(WHAT TO DO) What follows is a block of records; restate each one word for word.

(RECORDS PROVIDED)
--------------------------------

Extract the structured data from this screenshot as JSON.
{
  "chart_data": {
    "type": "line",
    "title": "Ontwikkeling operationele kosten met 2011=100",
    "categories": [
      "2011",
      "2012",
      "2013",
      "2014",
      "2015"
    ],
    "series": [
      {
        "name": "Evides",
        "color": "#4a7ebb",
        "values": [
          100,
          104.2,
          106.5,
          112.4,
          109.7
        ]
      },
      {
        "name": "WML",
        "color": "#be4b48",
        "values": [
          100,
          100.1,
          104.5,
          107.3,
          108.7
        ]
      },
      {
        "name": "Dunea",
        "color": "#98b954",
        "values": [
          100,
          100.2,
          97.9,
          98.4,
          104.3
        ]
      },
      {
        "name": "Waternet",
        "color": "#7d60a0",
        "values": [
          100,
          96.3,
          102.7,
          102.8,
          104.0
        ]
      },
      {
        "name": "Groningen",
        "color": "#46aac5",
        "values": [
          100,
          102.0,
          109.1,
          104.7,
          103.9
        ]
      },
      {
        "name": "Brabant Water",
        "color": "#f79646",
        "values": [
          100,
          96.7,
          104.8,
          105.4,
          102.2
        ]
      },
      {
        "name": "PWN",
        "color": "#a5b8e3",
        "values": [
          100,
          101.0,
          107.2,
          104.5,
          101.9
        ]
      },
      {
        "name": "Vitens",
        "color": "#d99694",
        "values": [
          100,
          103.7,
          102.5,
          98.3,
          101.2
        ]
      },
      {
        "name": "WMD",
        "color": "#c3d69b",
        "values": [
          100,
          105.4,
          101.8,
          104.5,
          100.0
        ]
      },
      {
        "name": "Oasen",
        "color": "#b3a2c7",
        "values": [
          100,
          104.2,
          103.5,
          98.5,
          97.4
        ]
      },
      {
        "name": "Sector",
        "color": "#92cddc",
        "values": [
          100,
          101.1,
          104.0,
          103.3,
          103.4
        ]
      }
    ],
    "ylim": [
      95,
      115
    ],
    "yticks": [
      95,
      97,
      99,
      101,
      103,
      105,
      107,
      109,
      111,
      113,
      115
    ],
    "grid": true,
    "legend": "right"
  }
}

--------------------------------

(RESPONSE)
Extract the structured data from this screenshot as JSON.
{
  "chart_data": {
    "type": "line",
    "title": "Ontwikkeling operationele kosten met 2011=100",
    "categories": [
      "2011",
      "2012",
      "2013",
      "2014",
      "2015"
    ],
    "series": [
      {
        "name": "Evides",
        "color": "#4a7ebb",
        "values": [
          100,
          104.2,
          106.5,
          112.4,
          109.7
        ]
      },
      {
        "name": "WML",
        "color": "#be4b48",
        "values": [
          100,
          100.1,
          104.5,
          107.3,
          108.7
        ]
      },
      {
        "name": "Dunea",
        "color": "#98b954",
        "values": [
          100,
          100.2,
          97.9,
          98.4,
          104.3
        ]
      },
      {
        "name": "Waternet",
        "color": "#7d60a0",
        "values": [
          100,
          96.3,
          102.7,
          102.8,
          104.0
        ]
      },
      {
        "name": "Groningen",
        "color": "#46aac5",
        "values": [
          100,
          102.0,
          109.1,
          104.7,
          103.9
        ]
      },
      {
        "name": "Brabant Water",
        "color": "#f79646",
        "values": [
          100,
          96.7,
          104.8,
          105.4,
          102.2
        ]
      },
      {
        "name": "PWN",
        "color": "#a5b8e3",
        "values": [
          100,
          101.0,
          107.2,
          104.5,
          101.9
        ]
      },
      {
        "name": "Vitens",
        "color": "#d99694",
        "values": [
          100,
          103.7,
          102.5,
          98.3,
          101.2
        ]
      },
      {
        "name": "WMD",
        "color": "#c3d69b",
        "values": [
          100,
          105.4,
          101.8,
          104.5,
          100.0
        ]
      },
      {
        "name": "Oasen",
        "color": "#b3a2c7",
        "values": [
          100,
          104.2,
          103.5,
          98.5,
          97.4
        ]
      },
      {
        "name": "Sector",
        "color": "#92cddc",
        "values": [
          100,
          101.1,
          104.0,
          103.3,
          103.4
        ]
      }
    ],
    "ylim": [
      95,
      115
    ],
    "yticks": [
      95,
      97,
      99,
      101,
      103,
      105,
      107,
      109,
      111,
      113,
      115
    ],
    "grid": true,
    "legend": "right"
  }
}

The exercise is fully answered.